▶ **EXERCISE REQUIREMENTS**:
Give the listing below again in full, exactly as written.

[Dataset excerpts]
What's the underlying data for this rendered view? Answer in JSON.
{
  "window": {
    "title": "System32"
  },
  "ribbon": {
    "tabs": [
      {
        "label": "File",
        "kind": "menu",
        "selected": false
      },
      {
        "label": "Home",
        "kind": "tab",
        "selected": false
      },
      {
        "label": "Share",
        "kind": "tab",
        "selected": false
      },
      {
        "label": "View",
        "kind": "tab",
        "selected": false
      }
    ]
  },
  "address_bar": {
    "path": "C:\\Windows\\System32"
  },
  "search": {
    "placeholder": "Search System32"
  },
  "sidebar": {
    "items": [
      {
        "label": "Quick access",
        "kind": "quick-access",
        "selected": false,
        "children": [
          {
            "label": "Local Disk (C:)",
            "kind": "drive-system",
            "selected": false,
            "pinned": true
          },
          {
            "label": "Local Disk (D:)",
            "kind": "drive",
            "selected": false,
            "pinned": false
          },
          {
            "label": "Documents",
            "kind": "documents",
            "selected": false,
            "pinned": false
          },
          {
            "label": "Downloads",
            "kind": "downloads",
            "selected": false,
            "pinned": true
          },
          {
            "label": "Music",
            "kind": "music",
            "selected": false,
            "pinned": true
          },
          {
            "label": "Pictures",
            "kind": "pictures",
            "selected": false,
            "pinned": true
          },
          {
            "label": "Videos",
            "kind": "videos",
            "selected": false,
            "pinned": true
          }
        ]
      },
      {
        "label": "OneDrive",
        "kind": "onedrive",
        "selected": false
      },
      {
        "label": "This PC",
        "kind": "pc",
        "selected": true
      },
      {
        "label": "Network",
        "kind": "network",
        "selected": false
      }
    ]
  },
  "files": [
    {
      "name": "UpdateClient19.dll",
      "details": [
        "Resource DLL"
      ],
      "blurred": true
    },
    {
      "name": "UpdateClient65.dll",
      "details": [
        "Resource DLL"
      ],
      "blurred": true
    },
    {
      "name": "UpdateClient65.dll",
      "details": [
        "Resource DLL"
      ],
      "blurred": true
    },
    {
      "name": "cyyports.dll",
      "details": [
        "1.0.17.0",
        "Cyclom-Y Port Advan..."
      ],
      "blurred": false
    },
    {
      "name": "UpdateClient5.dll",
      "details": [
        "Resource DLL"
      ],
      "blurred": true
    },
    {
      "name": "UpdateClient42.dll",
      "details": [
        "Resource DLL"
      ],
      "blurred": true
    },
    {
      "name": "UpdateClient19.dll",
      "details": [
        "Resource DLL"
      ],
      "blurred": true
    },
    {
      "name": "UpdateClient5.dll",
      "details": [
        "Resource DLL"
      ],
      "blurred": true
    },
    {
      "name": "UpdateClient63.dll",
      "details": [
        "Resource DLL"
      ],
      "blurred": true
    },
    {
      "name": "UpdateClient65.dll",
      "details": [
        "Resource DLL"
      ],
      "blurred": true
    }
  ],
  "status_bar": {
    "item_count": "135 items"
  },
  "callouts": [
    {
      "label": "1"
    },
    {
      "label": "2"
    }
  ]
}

▶ **OUTPUT FOR THIS EXERCISE**:
What's the underlying data for this rendered view? Answer in JSON.
{
  "window": {
    "title": "System32"
  },
  "ribbon": {
    "tabs": [
      {
        "label": "File",
        "kind": "menu",
        "selected": false
      },
      {
        "label": "Home",
        "kind": "tab",
        "selected": false
      },
      {
        "label": "Share",
        "kind": "tab",
        "selected": false
      },
      {
        "label": "View",
        "kind": "tab",
        "selected": false
      }
    ]
  },
  "address_bar": {
    "path": "C:\\Windows\\System32"
  },
  "search": {
    "placeholder": "Search System32"
  },
  "sidebar": {
    "items": [
      {
        "label": "Quick access",
        "kind": "quick-access",
        "selected": false,
        "children": [
          {
            "label": "Local Disk (C:)",
            "kind": "drive-system",
            "selected": false,
            "pinned": true
          },
          {
            "label": "Local Disk (D:)",
            "kind": "drive",
            "selected": false,
            "pinned": false
          },
          {
            "label": "Documents",
            "kind": "documents",
            "selected": false,
            "pinned": false
          },
          {
            "label": "Downloads",
            "kind": "downloads",
            "selected": false,
            "pinned": true
          },
          {
            "label": "Music",
            "kind": "music",
            "selected": false,
            "pinned": true
          },
          {
            "label": "Pictures",
            "kind": "pictures",
            "selected": false,
            "pinned": true
          },
          {
            "label": "Videos",
            "kind": "videos",
            "selected": false,
            "pinned": true
          }
        ]
      },
      {
        "label": "OneDrive",
        "kind": "onedrive",
        "selected": false
      },
      {
        "label": "This PC",
        "kind": "pc",
        "selected": true
      },
      {
        "label": "Network",
        "kind": "network",
        "selected": false
      }
    ]
  },
  "files": [
    {
      "name": "UpdateClient19.dll",
      "details": [
        "Resource DLL"
      ],
      "blurred": true
    },
    {
      "name": "UpdateClient65.dll",
      "details": [
        "Resource DLL"
      ],
      "blurred": true
    },
    {
      "name": "UpdateClient65.dll",
      "details": [
        "Resource DLL"
      ],
      "blurred": true
    },
    {
      "name": "cyyports.dll",
      "details": [
        "1.0.17.0",
        "Cyclom-Y Port Advan..."
      ],
      "blurred": false
    },
    {
      "name": "UpdateClient5.dll",
      "details": [
        "Resource DLL"
      ],
      "blurred": true
    },
    {
      "name": "UpdateClient42.dll",
      "details": [
        "Resource DLL"
      ],
      "blurred": true
    },
    {
      "name": "UpdateClient19.dll",
      "details": [
        "Resource DLL"
      ],
      "blurred": true
    },
    {
      "name": "UpdateClient5.dll",
      "details": [
        "Resource DLL"
      ],
      "blurred": true
    },
    {
      "name": "UpdateClient63.dll",
      "details": [
        "Resource DLL"
      ],
      "blurred": true
    },
    {
      "name": "UpdateClient65.dll",
      "details": [
        "Resource DLL"
      ],
      "blurred": true
    }
  ],
  "status_bar": {
    "item_count": "135 items"
  },
  "callouts": [
    {
      "label": "1"
    },
    {
      "label": "2"
    }
  ]
}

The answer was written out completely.